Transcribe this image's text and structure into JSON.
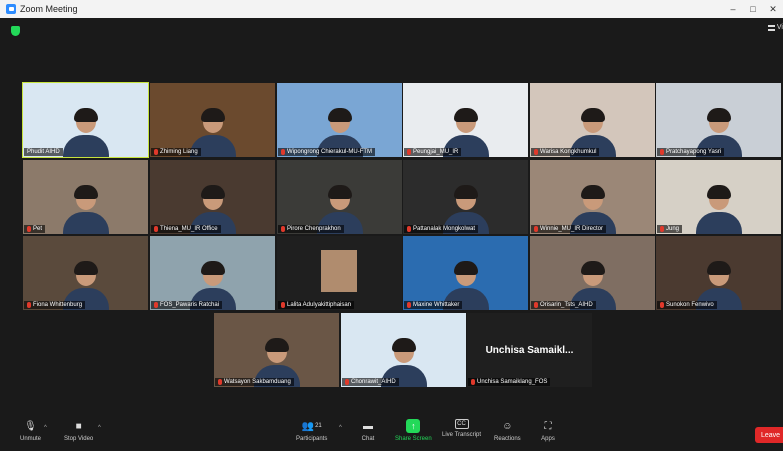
{
  "window": {
    "title": "Zoom Meeting",
    "controls": [
      "–",
      "□",
      "✕"
    ]
  },
  "view_label": "Vi",
  "participants": [
    {
      "name": "Phudit AIHD",
      "bg": "#d9e7f2",
      "muted": false,
      "active": true
    },
    {
      "name": "Zhiming Liang",
      "bg": "#6b4a2e",
      "muted": true
    },
    {
      "name": "Wipongrong Chierakul-MU-FTM",
      "bg": "#7aa6d4",
      "muted": true
    },
    {
      "name": "Peungjai_MU_IR",
      "bg": "#e9ecef",
      "muted": true
    },
    {
      "name": "Warisa Kongkhumkul",
      "bg": "#d3c6bb",
      "muted": true
    },
    {
      "name": "Pratchayapong Yasri",
      "bg": "#c9cfd6",
      "muted": true
    },
    {
      "name": "Pet",
      "bg": "#8c7a6a",
      "muted": true
    },
    {
      "name": "Thiena_MU_IR Office",
      "bg": "#4a3a30",
      "muted": true
    },
    {
      "name": "Pirore Chenprakhon",
      "bg": "#3b3b38",
      "muted": true
    },
    {
      "name": "Pattanalak Mongkolwat",
      "bg": "#2c2c2c",
      "muted": true
    },
    {
      "name": "Winnie_MU_IR Director",
      "bg": "#9b8777",
      "muted": true
    },
    {
      "name": "Jung",
      "bg": "#d6d0c6",
      "muted": true
    },
    {
      "name": "Fiona Whittenburg",
      "bg": "#5a4a3c",
      "muted": true
    },
    {
      "name": "FOS_Pawaris Ratchai",
      "bg": "#8fa3ad",
      "muted": true
    },
    {
      "name": "Lalita Adulyakittiphaisan",
      "bg": "#1f1f1f",
      "muted": true
    },
    {
      "name": "Maxine Whittaker",
      "bg": "#2b6cb0",
      "muted": true
    },
    {
      "name": "Orisarin_Tsts_AIHD",
      "bg": "#7f6e62",
      "muted": true
    },
    {
      "name": "Sunokon Fenwivo",
      "bg": "#4b3a30",
      "muted": true
    },
    {
      "name": "Watsayon Sakbamduang",
      "bg": "#6a5646",
      "muted": true
    },
    {
      "name": "Chonrawit_AIHD",
      "bg": "#d9e7f2",
      "muted": true
    },
    {
      "name": "Unchisa Samaiklang_FOS",
      "bg": "#1f1f1f",
      "muted": true,
      "display_name": "Unchisa Samaikl..."
    }
  ],
  "toolbar": {
    "unmute": "Unmute",
    "stop_video": "Stop Video",
    "participants": "Participants",
    "participants_count": "21",
    "chat": "Chat",
    "share_screen": "Share Screen",
    "live_transcript": "Live Transcript",
    "reactions": "Reactions",
    "apps": "Apps",
    "leave": "Leave"
  },
  "colors": {
    "accent_green": "#23d959",
    "active_speaker": "#c7e33d",
    "leave_red": "#e02828",
    "zoom_blue": "#2d8cff"
  }
}
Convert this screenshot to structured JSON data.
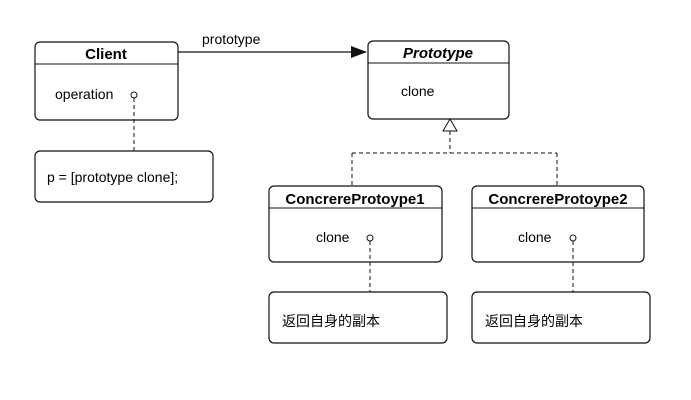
{
  "classes": {
    "client": {
      "name": "Client",
      "member": "operation"
    },
    "prototype": {
      "name": "Prototype",
      "member": "clone"
    },
    "concrete1": {
      "name": "ConcrereProtoype1",
      "member": "clone"
    },
    "concrete2": {
      "name": "ConcrereProtoype2",
      "member": "clone"
    }
  },
  "association": {
    "label": "prototype"
  },
  "notes": {
    "client": "p = [prototype clone];",
    "concrete1": "返回自身的副本",
    "concrete2": "返回自身的副本"
  }
}
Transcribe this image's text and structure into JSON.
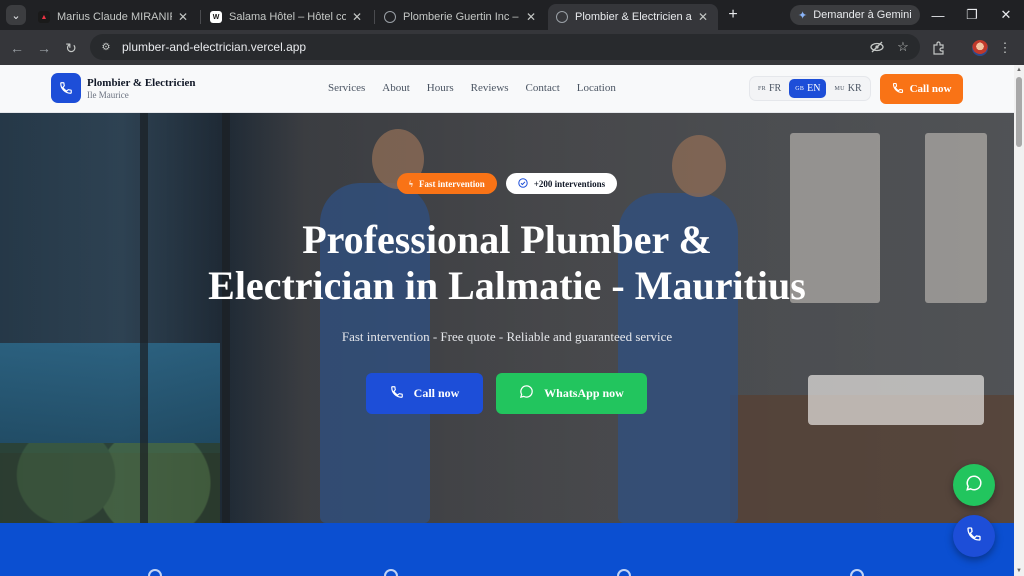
{
  "browser": {
    "tabs": [
      {
        "title": "Marius Claude MIRANIRINA | ",
        "active": false
      },
      {
        "title": "Salama Hôtel – Hôtel confortab",
        "active": false
      },
      {
        "title": "Plomberie Guertin Inc – Plomb",
        "active": false
      },
      {
        "title": "Plombier & Electricien a Lalma",
        "active": true
      }
    ],
    "new_tab_glyph": "+",
    "gemini_label": "Demander à Gemini",
    "url": "plumber-and-electrician.vercel.app"
  },
  "site": {
    "brand": {
      "name": "Plombier & Electricien",
      "subtitle": "Ile Maurice"
    },
    "nav": [
      "Services",
      "About",
      "Hours",
      "Reviews",
      "Contact",
      "Location"
    ],
    "languages": [
      {
        "code": "FR",
        "label": "FR",
        "active": false
      },
      {
        "code": "GB",
        "label": "EN",
        "active": true
      },
      {
        "code": "MU",
        "label": "KR",
        "active": false
      }
    ],
    "header_cta": "Call now",
    "hero": {
      "badge_fast": "Fast intervention",
      "badge_count": "+200 interventions",
      "title_line1": "Professional Plumber &",
      "title_line2": "Electrician in Lalmatie - Mauritius",
      "subtitle": "Fast intervention - Free quote - Reliable and guaranteed service",
      "cta_call": "Call now",
      "cta_whatsapp": "WhatsApp now"
    },
    "colors": {
      "primary": "#1d4ed8",
      "accent": "#f97316",
      "whatsapp": "#22c55e"
    }
  }
}
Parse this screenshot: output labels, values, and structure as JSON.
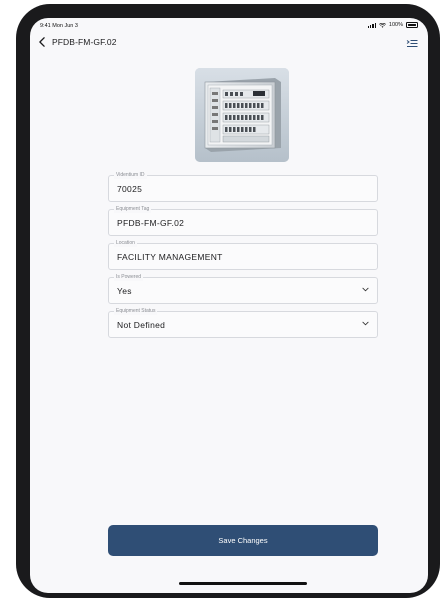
{
  "status_bar": {
    "time": "9:41 Mon Jun 3",
    "battery": "100%"
  },
  "nav": {
    "title": "PFDB-FM-GF.02"
  },
  "fields": {
    "videntium_id": {
      "label": "Videntium ID",
      "value": "70025"
    },
    "equipment_tag": {
      "label": "Equipment Tag",
      "value": "PFDB-FM-GF.02"
    },
    "location": {
      "label": "Location",
      "value": "FACILITY MANAGEMENT"
    },
    "is_powered": {
      "label": "Is Powered",
      "value": "Yes"
    },
    "equipment_status": {
      "label": "Equipment Status",
      "value": "Not Defined"
    }
  },
  "actions": {
    "save_label": "Save Changes"
  },
  "colors": {
    "primary": "#2f4e75",
    "background": "#f8f8fa",
    "border": "#d7d9de"
  },
  "icons": {
    "back": "chevron-left-icon",
    "menu": "list-menu-icon",
    "dropdown": "chevron-down-icon"
  }
}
········
• _Work required_:
Set down the records in full and exactly. Do not carry over any image.

• _Solved exercise_:
Transcribe this image's text and structure into JSON.
{
  "window": {
    "title": "Zoom Meeting",
    "controls": [
      "–",
      "□",
      "✕"
    ]
  },
  "view_label": "Vi",
  "participants": [
    {
      "name": "Phudit AIHD",
      "bg": "#d9e7f2",
      "muted": false,
      "active": true
    },
    {
      "name": "Zhiming Liang",
      "bg": "#6b4a2e",
      "muted": true
    },
    {
      "name": "Wipongrong Chierakul-MU-FTM",
      "bg": "#7aa6d4",
      "muted": true
    },
    {
      "name": "Peungjai_MU_IR",
      "bg": "#e9ecef",
      "muted": true
    },
    {
      "name": "Warisa Kongkhumkul",
      "bg": "#d3c6bb",
      "muted": true
    },
    {
      "name": "Pratchayapong Yasri",
      "bg": "#c9cfd6",
      "muted": true
    },
    {
      "name": "Pet",
      "bg": "#8c7a6a",
      "muted": true
    },
    {
      "name": "Thiena_MU_IR Office",
      "bg": "#4a3a30",
      "muted": true
    },
    {
      "name": "Pirore Chenprakhon",
      "bg": "#3b3b38",
      "muted": true
    },
    {
      "name": "Pattanalak Mongkolwat",
      "bg": "#2c2c2c",
      "muted": true
    },
    {
      "name": "Winnie_MU_IR Director",
      "bg": "#9b8777",
      "muted": true
    },
    {
      "name": "Jung",
      "bg": "#d6d0c6",
      "muted": true
    },
    {
      "name": "Fiona Whittenburg",
      "bg": "#5a4a3c",
      "muted": true
    },
    {
      "name": "FOS_Pawaris Ratchai",
      "bg": "#8fa3ad",
      "muted": true
    },
    {
      "name": "Lalita Adulyakittiphaisan",
      "bg": "#1f1f1f",
      "muted": true
    },
    {
      "name": "Maxine Whittaker",
      "bg": "#2b6cb0",
      "muted": true
    },
    {
      "name": "Orisarin_Tsts_AIHD",
      "bg": "#7f6e62",
      "muted": true
    },
    {
      "name": "Sunokon Fenwivo",
      "bg": "#4b3a30",
      "muted": true
    },
    {
      "name": "Watsayon Sakbamduang",
      "bg": "#6a5646",
      "muted": true
    },
    {
      "name": "Chonrawit_AIHD",
      "bg": "#d9e7f2",
      "muted": true
    },
    {
      "name": "Unchisa Samaiklang_FOS",
      "bg": "#1f1f1f",
      "muted": true,
      "display_name": "Unchisa Samaikl..."
    }
  ],
  "toolbar": {
    "unmute": "Unmute",
    "stop_video": "Stop Video",
    "participants": "Participants",
    "participants_count": "21",
    "chat": "Chat",
    "share_screen": "Share Screen",
    "live_transcript": "Live Transcript",
    "reactions": "Reactions",
    "apps": "Apps",
    "leave": "Leave"
  },
  "colors": {
    "accent_green": "#23d959",
    "active_speaker": "#c7e33d",
    "leave_red": "#e02828",
    "zoom_blue": "#2d8cff"
  }
}
Convert this screenshot to structured JSON data.
{
  "classes": {
    "client": {
      "name": "Client",
      "member": "operation"
    },
    "prototype": {
      "name": "Prototype",
      "member": "clone"
    },
    "concrete1": {
      "name": "ConcrereProtoype1",
      "member": "clone"
    },
    "concrete2": {
      "name": "ConcrereProtoype2",
      "member": "clone"
    }
  },
  "association": {
    "label": "prototype"
  },
  "notes": {
    "client": "p = [prototype clone];",
    "concrete1": "返回自身的副本",
    "concrete2": "返回自身的副本"
  }
}
Transcribe this image's text and structure into JSON.
{
  "browser": {
    "tabs": [
      {
        "title": "Marius Claude MIRANIRINA | ",
        "active": false
      },
      {
        "title": "Salama Hôtel – Hôtel confortab",
        "active": false
      },
      {
        "title": "Plomberie Guertin Inc – Plomb",
        "active": false
      },
      {
        "title": "Plombier & Electricien a Lalma",
        "active": true
      }
    ],
    "new_tab_glyph": "+",
    "gemini_label": "Demander à Gemini",
    "url": "plumber-and-electrician.vercel.app"
  },
  "site": {
    "brand": {
      "name": "Plombier & Electricien",
      "subtitle": "Ile Maurice"
    },
    "nav": [
      "Services",
      "About",
      "Hours",
      "Reviews",
      "Contact",
      "Location"
    ],
    "languages": [
      {
        "code": "FR",
        "label": "FR",
        "active": false
      },
      {
        "code": "GB",
        "label": "EN",
        "active": true
      },
      {
        "code": "MU",
        "label": "KR",
        "active": false
      }
    ],
    "header_cta": "Call now",
    "hero": {
      "badge_fast": "Fast intervention",
      "badge_count": "+200 interventions",
      "title_line1": "Professional Plumber &",
      "title_line2": "Electrician in Lalmatie - Mauritius",
      "subtitle": "Fast intervention - Free quote - Reliable and guaranteed service",
      "cta_call": "Call now",
      "cta_whatsapp": "WhatsApp now"
    },
    "colors": {
      "primary": "#1d4ed8",
      "accent": "#f97316",
      "whatsapp": "#22c55e"
    }
  }
}
Parse this screenshot: output labels, values, and structure as JSON.
{
  "status_bar": {
    "time": "9:41 Mon Jun 3",
    "battery": "100%"
  },
  "nav": {
    "title": "PFDB-FM-GF.02"
  },
  "fields": {
    "videntium_id": {
      "label": "Videntium ID",
      "value": "70025"
    },
    "equipment_tag": {
      "label": "Equipment Tag",
      "value": "PFDB-FM-GF.02"
    },
    "location": {
      "label": "Location",
      "value": "FACILITY MANAGEMENT"
    },
    "is_powered": {
      "label": "Is Powered",
      "value": "Yes"
    },
    "equipment_status": {
      "label": "Equipment Status",
      "value": "Not Defined"
    }
  },
  "actions": {
    "save_label": "Save Changes"
  },
  "colors": {
    "primary": "#2f4e75",
    "background": "#f8f8fa",
    "border": "#d7d9de"
  },
  "icons": {
    "back": "chevron-left-icon",
    "menu": "list-menu-icon",
    "dropdown": "chevron-down-icon"
  }
}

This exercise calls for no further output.